### Problem requirements
Go through the data below. Pull out every line that has the word "sacred".

### Records for the exercise

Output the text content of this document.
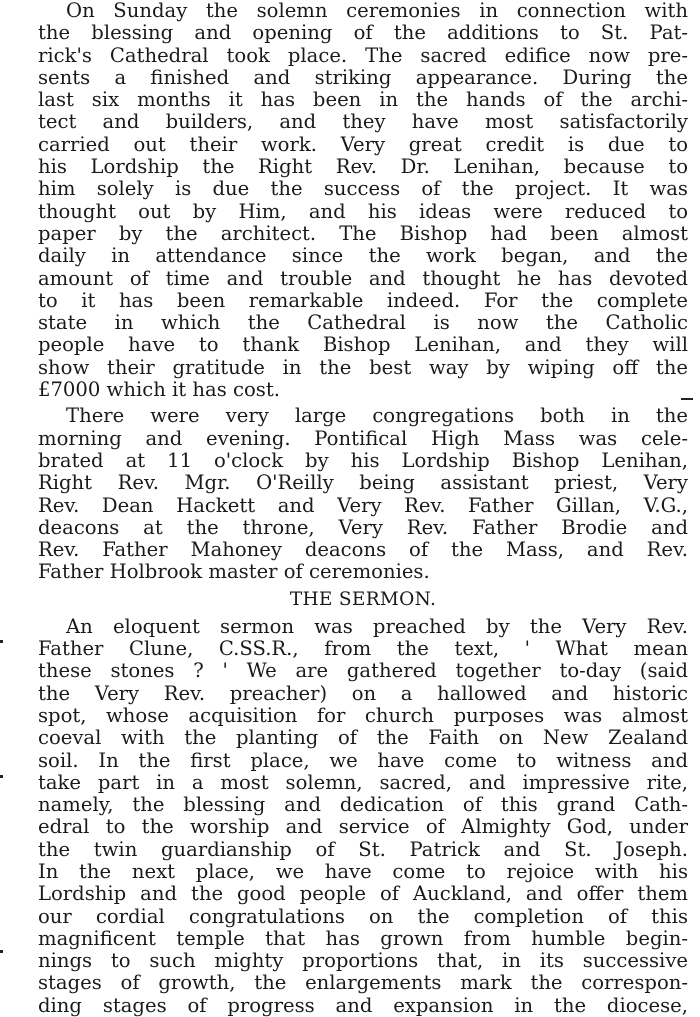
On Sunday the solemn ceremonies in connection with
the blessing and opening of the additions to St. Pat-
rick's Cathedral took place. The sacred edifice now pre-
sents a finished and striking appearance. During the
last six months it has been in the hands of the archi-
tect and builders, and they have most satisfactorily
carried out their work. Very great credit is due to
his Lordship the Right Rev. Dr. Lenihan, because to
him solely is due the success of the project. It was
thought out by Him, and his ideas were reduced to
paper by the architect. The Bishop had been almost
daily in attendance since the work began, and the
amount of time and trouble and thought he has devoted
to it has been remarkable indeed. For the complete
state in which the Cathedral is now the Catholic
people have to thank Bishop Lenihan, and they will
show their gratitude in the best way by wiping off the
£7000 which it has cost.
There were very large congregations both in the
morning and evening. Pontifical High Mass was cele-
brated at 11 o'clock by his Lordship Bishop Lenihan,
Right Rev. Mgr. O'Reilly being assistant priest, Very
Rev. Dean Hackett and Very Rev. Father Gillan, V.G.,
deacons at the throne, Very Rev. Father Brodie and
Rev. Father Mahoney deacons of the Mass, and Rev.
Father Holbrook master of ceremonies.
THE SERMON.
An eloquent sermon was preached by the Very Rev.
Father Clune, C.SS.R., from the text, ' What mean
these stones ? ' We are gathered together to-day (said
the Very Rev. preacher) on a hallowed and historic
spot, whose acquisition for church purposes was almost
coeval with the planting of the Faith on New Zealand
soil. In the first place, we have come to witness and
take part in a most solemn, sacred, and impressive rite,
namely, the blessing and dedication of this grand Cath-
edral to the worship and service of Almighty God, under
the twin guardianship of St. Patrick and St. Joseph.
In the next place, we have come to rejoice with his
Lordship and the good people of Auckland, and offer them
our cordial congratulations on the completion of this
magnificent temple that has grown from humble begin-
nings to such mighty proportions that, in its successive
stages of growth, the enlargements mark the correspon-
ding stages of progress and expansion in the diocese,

...

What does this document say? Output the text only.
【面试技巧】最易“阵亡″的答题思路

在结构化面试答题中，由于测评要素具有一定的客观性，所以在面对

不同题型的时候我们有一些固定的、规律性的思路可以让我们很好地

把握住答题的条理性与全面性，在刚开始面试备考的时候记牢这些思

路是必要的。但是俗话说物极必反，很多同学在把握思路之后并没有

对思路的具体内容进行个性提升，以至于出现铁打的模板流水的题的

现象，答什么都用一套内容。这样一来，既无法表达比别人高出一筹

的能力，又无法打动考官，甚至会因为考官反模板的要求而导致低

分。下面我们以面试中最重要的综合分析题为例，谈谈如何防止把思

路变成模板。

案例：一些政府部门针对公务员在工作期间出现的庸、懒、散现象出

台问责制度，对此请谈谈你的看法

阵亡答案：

--

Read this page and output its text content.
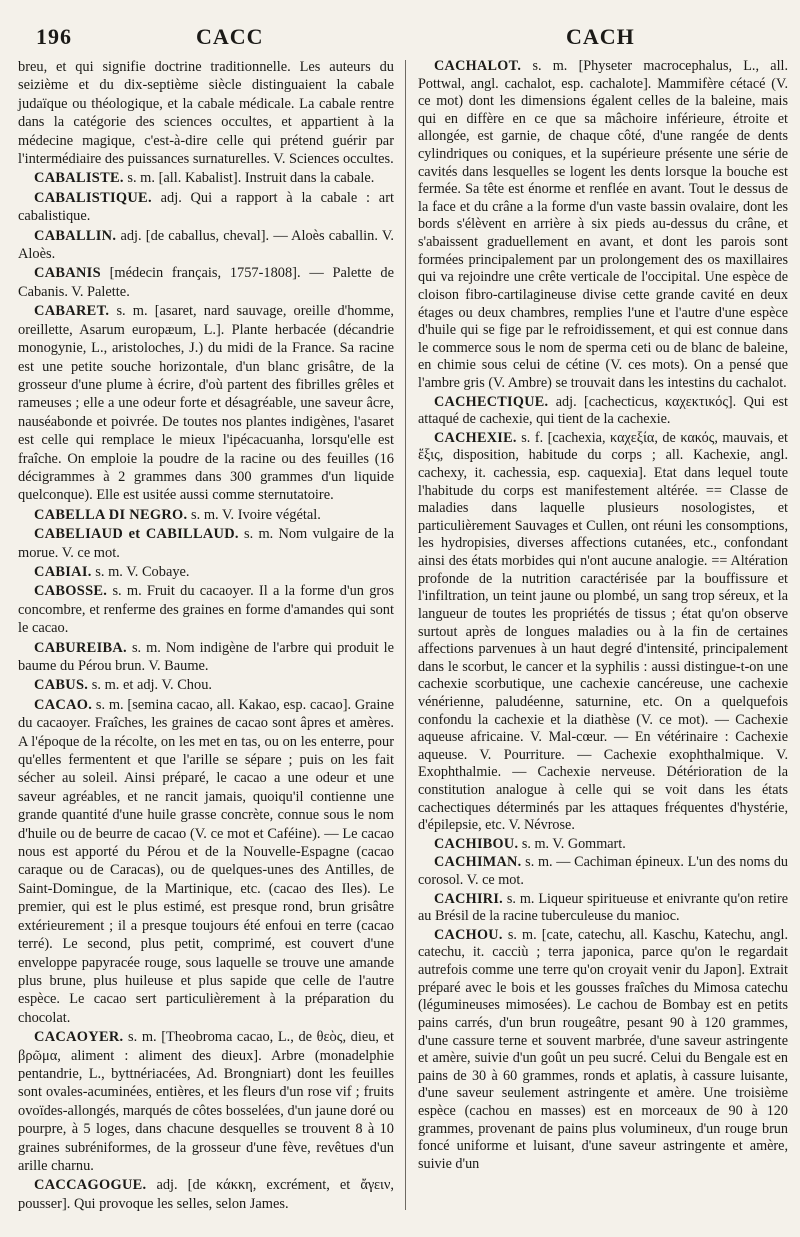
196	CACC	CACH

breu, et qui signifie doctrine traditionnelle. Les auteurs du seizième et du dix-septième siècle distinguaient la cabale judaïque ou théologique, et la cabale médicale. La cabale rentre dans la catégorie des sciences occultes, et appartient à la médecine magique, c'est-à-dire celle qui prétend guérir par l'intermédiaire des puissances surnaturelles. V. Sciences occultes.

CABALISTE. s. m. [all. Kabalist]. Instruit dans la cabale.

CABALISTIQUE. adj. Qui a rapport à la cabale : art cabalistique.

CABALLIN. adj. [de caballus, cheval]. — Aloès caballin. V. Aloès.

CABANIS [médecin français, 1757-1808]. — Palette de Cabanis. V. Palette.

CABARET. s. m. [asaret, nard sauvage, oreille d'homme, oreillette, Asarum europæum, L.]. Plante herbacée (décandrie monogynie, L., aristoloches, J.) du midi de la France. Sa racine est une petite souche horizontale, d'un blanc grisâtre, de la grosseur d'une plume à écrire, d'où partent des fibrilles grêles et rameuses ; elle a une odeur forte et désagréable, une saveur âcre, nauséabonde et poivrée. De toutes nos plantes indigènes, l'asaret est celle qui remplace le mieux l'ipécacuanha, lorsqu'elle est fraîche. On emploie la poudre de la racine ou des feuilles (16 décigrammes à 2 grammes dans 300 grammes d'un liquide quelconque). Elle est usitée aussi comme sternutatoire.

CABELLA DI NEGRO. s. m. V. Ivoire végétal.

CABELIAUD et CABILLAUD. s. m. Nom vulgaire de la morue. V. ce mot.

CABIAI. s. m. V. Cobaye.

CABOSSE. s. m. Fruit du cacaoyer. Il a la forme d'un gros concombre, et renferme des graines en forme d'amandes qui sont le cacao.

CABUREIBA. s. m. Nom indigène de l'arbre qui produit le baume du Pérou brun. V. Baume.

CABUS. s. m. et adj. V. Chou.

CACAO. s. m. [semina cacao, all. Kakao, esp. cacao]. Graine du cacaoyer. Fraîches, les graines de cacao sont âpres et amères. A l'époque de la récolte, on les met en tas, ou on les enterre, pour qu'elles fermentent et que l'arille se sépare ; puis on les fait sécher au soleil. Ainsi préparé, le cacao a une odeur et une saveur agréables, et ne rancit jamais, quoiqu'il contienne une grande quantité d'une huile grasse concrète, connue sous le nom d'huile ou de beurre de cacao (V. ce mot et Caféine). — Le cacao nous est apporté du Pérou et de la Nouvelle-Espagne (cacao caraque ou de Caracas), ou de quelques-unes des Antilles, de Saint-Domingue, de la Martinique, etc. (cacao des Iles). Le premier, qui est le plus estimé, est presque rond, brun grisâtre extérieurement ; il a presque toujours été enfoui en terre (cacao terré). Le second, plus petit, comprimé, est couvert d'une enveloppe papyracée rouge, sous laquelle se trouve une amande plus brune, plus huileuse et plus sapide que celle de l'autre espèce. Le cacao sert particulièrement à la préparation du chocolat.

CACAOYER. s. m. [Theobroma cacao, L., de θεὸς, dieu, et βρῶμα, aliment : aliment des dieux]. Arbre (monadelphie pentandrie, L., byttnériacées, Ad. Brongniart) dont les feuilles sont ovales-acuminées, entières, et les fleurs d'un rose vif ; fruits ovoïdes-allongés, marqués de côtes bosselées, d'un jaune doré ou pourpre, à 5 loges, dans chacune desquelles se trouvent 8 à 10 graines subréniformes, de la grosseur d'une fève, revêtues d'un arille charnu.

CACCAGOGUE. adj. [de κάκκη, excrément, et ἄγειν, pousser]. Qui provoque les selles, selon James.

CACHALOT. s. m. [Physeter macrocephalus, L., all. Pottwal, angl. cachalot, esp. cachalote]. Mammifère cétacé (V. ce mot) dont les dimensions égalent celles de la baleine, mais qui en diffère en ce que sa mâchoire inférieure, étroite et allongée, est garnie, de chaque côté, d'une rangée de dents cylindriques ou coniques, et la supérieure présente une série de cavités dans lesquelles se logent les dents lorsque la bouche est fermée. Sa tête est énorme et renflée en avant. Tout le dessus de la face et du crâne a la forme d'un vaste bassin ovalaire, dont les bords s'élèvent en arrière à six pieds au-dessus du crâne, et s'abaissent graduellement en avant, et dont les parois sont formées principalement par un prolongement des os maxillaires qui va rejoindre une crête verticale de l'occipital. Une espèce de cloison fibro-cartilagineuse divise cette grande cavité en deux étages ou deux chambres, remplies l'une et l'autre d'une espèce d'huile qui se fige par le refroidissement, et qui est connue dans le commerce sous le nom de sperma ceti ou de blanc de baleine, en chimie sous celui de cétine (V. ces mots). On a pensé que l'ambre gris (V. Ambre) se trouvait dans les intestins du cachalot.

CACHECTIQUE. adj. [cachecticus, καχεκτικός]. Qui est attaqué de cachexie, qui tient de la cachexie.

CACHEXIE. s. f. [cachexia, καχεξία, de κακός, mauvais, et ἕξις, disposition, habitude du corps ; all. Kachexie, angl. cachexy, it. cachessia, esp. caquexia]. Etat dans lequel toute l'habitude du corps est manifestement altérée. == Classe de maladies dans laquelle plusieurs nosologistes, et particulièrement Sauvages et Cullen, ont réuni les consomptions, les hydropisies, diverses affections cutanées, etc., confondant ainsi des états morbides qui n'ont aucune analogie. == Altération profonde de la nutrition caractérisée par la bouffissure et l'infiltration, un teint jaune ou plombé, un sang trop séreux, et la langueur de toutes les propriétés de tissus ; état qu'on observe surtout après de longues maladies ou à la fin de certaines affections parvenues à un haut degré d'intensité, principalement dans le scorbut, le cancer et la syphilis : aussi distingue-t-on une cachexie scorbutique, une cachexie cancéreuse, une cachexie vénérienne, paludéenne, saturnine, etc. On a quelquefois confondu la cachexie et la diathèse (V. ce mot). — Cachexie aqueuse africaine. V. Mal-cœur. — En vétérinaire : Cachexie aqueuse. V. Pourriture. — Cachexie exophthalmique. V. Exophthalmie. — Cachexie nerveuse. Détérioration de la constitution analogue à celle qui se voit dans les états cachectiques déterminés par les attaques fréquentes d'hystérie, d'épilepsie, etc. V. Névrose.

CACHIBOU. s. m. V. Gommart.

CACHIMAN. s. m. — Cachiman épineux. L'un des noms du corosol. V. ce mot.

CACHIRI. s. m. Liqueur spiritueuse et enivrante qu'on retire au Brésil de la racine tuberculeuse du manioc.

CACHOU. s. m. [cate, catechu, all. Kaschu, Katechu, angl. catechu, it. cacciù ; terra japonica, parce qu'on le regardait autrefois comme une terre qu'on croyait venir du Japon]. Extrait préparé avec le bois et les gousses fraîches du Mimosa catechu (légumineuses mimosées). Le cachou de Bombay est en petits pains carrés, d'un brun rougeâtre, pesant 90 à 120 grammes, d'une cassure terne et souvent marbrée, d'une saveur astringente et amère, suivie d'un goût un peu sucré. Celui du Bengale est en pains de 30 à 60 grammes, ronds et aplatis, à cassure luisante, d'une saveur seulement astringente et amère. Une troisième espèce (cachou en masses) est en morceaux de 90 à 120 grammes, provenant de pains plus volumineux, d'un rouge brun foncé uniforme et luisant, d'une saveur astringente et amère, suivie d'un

### Solution to the exercise
rick's Cathedral took place. The sacred edifice now pre-
take part in a most solemn, sacred, and impressive rite,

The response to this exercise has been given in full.